* BEGIN Records for the exercise *
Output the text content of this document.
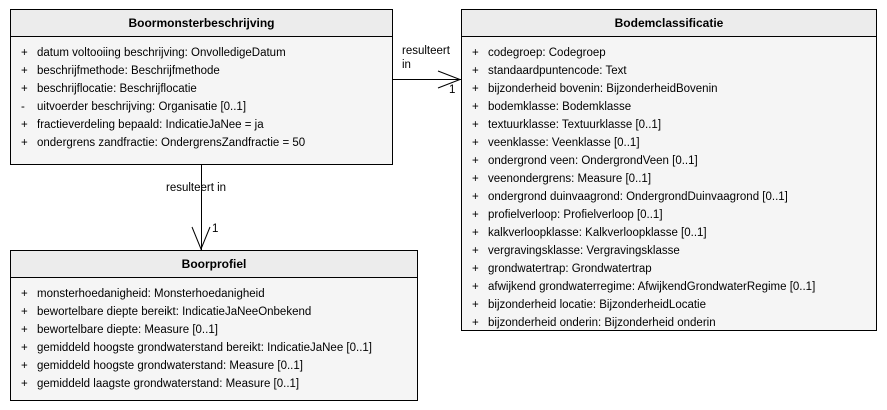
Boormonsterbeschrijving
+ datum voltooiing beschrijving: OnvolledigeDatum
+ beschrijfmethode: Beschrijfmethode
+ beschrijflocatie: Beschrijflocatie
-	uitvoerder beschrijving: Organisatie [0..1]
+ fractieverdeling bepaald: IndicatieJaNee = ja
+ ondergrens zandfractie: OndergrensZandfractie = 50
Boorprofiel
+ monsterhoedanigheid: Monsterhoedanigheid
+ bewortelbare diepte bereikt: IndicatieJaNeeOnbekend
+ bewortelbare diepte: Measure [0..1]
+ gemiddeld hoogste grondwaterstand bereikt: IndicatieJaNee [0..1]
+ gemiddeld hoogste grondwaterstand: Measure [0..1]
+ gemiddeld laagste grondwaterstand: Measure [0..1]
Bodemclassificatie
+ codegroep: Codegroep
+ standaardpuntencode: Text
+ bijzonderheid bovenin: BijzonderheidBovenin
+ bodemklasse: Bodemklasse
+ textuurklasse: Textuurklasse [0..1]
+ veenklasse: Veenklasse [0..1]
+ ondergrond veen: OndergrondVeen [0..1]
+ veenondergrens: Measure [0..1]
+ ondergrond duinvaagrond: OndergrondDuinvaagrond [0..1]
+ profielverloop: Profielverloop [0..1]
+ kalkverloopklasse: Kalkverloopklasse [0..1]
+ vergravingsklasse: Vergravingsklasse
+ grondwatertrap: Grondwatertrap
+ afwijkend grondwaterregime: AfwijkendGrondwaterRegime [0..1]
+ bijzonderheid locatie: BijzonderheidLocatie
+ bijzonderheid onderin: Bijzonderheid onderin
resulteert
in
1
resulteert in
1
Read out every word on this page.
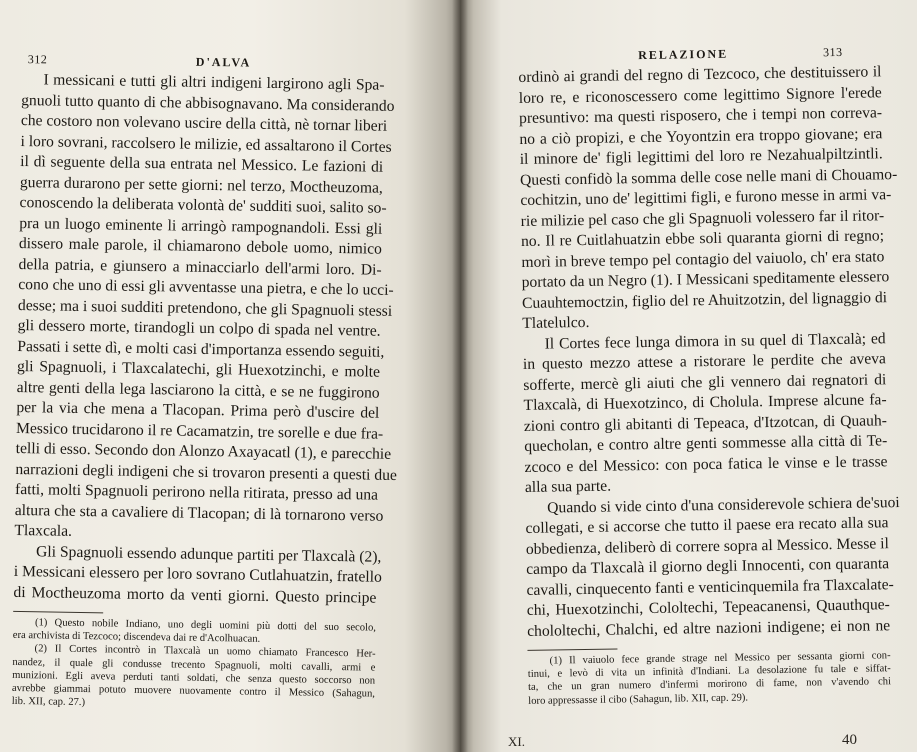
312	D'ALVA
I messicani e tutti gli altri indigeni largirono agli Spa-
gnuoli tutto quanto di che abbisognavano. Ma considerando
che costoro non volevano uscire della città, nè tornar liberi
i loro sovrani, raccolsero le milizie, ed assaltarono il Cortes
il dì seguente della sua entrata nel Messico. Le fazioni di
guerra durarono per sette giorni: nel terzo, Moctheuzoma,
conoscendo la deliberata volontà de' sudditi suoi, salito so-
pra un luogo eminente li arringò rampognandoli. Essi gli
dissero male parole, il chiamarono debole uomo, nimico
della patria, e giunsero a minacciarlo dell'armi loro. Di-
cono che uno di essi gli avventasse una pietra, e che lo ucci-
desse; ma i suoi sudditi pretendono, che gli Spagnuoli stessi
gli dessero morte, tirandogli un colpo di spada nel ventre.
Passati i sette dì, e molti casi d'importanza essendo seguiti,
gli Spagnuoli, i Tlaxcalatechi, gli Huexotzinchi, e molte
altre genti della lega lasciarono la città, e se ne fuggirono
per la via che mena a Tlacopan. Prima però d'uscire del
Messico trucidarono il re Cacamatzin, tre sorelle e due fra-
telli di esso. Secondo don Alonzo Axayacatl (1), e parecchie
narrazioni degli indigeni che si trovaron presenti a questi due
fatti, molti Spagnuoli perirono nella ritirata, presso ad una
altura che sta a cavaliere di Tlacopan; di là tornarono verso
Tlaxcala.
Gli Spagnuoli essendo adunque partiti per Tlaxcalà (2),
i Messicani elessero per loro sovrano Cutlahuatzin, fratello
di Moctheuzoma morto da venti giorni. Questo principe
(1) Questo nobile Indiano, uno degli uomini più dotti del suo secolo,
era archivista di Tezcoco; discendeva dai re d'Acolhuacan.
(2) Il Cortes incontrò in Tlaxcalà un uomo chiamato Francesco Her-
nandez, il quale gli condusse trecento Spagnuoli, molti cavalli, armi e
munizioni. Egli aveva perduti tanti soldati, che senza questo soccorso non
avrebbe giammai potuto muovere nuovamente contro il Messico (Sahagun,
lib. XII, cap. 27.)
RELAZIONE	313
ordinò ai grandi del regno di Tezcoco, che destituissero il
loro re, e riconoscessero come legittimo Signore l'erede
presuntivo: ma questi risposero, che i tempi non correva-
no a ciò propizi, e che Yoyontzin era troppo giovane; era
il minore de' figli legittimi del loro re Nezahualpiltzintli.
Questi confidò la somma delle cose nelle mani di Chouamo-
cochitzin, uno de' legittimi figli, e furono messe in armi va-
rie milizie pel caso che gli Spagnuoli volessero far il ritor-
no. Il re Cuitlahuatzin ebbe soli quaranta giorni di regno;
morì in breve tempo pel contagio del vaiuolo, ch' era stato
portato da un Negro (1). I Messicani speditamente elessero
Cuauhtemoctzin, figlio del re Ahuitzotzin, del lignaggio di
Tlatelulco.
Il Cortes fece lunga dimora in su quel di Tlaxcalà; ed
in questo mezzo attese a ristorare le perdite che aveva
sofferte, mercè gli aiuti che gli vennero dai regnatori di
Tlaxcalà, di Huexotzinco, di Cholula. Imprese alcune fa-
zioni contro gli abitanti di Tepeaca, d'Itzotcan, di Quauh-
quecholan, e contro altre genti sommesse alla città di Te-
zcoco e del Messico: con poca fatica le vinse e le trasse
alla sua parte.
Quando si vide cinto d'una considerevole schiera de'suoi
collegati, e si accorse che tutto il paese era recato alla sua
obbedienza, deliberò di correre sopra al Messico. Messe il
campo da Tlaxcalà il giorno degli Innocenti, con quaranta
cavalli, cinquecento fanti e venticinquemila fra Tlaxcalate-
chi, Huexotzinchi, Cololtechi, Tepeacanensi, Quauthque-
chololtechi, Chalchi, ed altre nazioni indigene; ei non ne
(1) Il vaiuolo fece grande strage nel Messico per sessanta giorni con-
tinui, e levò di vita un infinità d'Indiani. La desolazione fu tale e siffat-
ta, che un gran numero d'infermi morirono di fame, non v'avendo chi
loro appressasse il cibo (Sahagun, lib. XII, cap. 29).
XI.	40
* END Records for the exercise *
→ **To do**
Gather each line that holds "Huexotzinchi".

→ **The answer**
gli Spagnuoli, i Tlaxcalatechi, gli Huexotzinchi, e molte
chi, Huexotzinchi, Cololtechi, Tepeacanensi, Quauthque-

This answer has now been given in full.